* MATERIAL SUPPLIED *
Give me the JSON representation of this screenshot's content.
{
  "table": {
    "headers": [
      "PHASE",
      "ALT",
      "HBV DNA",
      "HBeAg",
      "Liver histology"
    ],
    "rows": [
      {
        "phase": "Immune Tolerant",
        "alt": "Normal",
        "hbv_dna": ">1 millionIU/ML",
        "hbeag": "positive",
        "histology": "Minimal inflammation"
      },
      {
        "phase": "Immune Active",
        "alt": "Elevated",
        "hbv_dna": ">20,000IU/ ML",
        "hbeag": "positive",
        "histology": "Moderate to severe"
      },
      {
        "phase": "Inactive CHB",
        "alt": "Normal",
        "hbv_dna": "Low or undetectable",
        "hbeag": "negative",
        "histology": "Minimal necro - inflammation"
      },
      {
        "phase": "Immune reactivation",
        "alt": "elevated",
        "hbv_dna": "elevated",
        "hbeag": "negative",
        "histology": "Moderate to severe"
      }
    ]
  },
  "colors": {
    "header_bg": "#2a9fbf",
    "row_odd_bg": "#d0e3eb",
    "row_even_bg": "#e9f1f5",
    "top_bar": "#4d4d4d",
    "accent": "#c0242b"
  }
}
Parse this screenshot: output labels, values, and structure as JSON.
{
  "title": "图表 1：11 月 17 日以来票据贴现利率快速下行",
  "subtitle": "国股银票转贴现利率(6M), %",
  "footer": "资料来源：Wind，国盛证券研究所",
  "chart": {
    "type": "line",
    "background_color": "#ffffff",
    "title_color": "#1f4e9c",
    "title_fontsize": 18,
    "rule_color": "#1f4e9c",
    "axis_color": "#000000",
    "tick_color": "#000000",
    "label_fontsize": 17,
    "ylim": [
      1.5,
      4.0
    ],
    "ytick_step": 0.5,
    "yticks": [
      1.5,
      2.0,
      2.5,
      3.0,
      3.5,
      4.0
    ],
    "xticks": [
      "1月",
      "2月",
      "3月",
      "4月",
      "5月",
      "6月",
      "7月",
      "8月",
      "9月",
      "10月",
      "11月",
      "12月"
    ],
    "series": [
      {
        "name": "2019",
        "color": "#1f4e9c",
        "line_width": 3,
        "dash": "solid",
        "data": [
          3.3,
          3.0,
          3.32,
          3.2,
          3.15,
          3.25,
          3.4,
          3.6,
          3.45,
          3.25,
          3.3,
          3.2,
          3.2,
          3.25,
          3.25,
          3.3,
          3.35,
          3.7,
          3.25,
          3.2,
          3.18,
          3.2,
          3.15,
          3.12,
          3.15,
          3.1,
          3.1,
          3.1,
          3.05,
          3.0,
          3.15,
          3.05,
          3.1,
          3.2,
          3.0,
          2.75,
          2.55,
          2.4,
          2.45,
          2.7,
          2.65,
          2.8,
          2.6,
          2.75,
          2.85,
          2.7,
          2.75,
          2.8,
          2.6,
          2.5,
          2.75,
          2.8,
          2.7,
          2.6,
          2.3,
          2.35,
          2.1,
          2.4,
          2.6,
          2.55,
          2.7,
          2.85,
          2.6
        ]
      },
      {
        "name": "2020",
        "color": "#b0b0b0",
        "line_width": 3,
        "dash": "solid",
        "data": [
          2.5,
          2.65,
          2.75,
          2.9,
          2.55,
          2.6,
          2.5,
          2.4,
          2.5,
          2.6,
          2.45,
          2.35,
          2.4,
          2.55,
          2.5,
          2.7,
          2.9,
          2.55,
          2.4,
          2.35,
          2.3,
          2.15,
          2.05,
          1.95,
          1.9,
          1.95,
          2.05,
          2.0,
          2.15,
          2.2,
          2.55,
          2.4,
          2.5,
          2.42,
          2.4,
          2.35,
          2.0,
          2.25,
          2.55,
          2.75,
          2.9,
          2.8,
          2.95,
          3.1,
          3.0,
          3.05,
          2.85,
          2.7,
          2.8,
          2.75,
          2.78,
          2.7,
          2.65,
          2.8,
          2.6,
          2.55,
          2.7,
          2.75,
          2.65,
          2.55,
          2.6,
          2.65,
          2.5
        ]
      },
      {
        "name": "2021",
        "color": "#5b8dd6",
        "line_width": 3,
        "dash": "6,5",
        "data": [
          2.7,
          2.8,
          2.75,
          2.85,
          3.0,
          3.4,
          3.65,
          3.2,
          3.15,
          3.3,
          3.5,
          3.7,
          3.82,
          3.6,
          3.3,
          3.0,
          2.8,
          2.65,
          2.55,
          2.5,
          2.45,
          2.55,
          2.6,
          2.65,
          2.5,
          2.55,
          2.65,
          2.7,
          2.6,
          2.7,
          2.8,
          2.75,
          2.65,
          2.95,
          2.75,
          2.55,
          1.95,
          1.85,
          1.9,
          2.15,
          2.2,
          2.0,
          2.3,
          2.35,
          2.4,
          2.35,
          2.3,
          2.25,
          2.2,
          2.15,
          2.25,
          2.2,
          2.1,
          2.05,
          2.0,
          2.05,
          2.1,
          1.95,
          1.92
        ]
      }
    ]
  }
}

* WHAT NEEDS TO BE DONE *
Scan the records for the string "histology". Copy each line in which it appears.

* RESPONSE TO THE TASK *
      "Liver histology"
        "histology": "Minimal inflammation"
        "histology": "Moderate to severe"
        "histology": "Minimal necro - inflammation"
        "histology": "Moderate to severe"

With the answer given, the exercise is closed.